- **What the task asks**:
Print the records below word for word, but leave out the pictures.

* begin Supplied records *

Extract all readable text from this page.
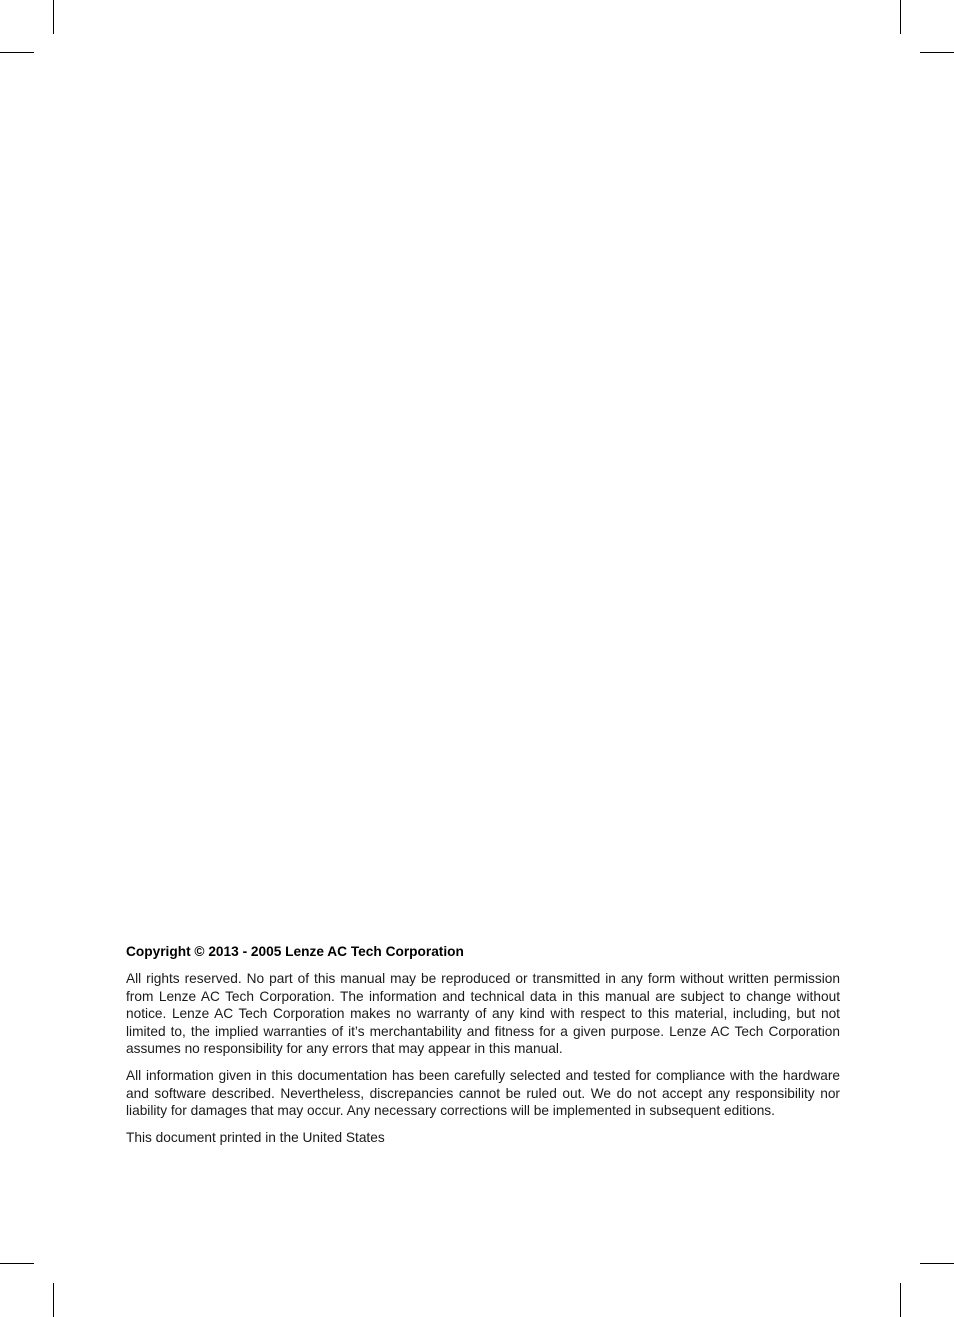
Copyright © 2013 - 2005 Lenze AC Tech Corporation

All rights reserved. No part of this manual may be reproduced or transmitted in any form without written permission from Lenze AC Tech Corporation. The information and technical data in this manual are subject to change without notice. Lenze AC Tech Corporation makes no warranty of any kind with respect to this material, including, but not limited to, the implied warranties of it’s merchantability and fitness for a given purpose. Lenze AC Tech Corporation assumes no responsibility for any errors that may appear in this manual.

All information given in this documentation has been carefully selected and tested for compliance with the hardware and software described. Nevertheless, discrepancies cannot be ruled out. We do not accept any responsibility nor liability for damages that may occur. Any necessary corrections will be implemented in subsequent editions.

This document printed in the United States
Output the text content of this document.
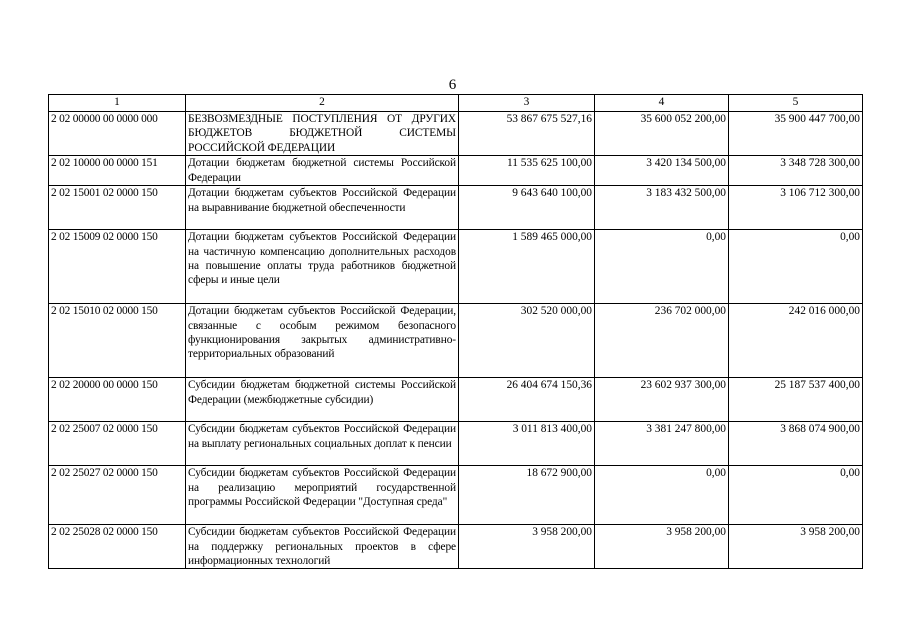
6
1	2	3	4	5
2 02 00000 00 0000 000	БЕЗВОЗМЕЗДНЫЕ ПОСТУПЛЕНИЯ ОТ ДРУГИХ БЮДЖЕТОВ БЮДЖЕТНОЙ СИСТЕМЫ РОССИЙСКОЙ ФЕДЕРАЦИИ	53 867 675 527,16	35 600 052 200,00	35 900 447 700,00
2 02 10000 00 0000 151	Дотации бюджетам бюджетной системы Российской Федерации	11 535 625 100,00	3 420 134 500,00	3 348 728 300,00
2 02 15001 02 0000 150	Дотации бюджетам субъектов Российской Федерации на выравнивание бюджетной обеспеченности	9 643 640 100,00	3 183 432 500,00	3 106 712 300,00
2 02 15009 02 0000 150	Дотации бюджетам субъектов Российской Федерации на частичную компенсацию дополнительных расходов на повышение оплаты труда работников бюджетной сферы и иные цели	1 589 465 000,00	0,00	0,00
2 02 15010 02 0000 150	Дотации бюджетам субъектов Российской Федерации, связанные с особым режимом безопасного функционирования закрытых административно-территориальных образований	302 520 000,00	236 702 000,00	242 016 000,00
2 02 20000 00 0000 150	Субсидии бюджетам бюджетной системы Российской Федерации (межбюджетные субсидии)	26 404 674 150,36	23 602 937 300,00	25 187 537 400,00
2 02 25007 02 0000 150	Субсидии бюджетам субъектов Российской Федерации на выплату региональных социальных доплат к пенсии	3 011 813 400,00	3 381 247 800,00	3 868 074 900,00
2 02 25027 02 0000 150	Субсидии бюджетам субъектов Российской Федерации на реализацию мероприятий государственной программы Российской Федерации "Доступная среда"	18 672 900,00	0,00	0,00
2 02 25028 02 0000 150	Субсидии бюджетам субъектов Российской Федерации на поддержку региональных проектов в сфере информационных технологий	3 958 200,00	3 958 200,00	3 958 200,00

* end Supplied records *

- **Task result**:
Extract all readable text from this page.
Copyright © 2013 - 2005 Lenze AC Tech Corporation

All rights reserved. No part of this manual may be reproduced or transmitted in any form without written permission from Lenze AC Tech Corporation. The information and technical data in this manual are subject to change without notice. Lenze AC Tech Corporation makes no warranty of any kind with respect to this material, including, but not limited to, the implied warranties of it’s merchantability and fitness for a given purpose. Lenze AC Tech Corporation assumes no responsibility for any errors that may appear in this manual.

All information given in this documentation has been carefully selected and tested for compliance with the hardware and software described. Nevertheless, discrepancies cannot be ruled out. We do not accept any responsibility nor liability for damages that may occur. Any necessary corrections will be implemented in subsequent editions.

This document printed in the United States
Output the text content of this document.
6
1	2	3	4	5
2 02 00000 00 0000 000	БЕЗВОЗМЕЗДНЫЕ ПОСТУПЛЕНИЯ ОТ ДРУГИХ БЮДЖЕТОВ БЮДЖЕТНОЙ СИСТЕМЫ РОССИЙСКОЙ ФЕДЕРАЦИИ	53 867 675 527,16	35 600 052 200,00	35 900 447 700,00
2 02 10000 00 0000 151	Дотации бюджетам бюджетной системы Российской Федерации	11 535 625 100,00	3 420 134 500,00	3 348 728 300,00
2 02 15001 02 0000 150	Дотации бюджетам субъектов Российской Федерации на выравнивание бюджетной обеспеченности	9 643 640 100,00	3 183 432 500,00	3 106 712 300,00
2 02 15009 02 0000 150	Дотации бюджетам субъектов Российской Федерации на частичную компенсацию дополнительных расходов на повышение оплаты труда работников бюджетной сферы и иные цели	1 589 465 000,00	0,00	0,00
2 02 15010 02 0000 150	Дотации бюджетам субъектов Российской Федерации, связанные с особым режимом безопасного функционирования закрытых административно-территориальных образований	302 520 000,00	236 702 000,00	242 016 000,00
2 02 20000 00 0000 150	Субсидии бюджетам бюджетной системы Российской Федерации (межбюджетные субсидии)	26 404 674 150,36	23 602 937 300,00	25 187 537 400,00
2 02 25007 02 0000 150	Субсидии бюджетам субъектов Российской Федерации на выплату региональных социальных доплат к пенсии	3 011 813 400,00	3 381 247 800,00	3 868 074 900,00
2 02 25027 02 0000 150	Субсидии бюджетам субъектов Российской Федерации на реализацию мероприятий государственной программы Российской Федерации "Доступная среда"	18 672 900,00	0,00	0,00
2 02 25028 02 0000 150	Субсидии бюджетам субъектов Российской Федерации на поддержку региональных проектов в сфере информационных технологий	3 958 200,00	3 958 200,00	3 958 200,00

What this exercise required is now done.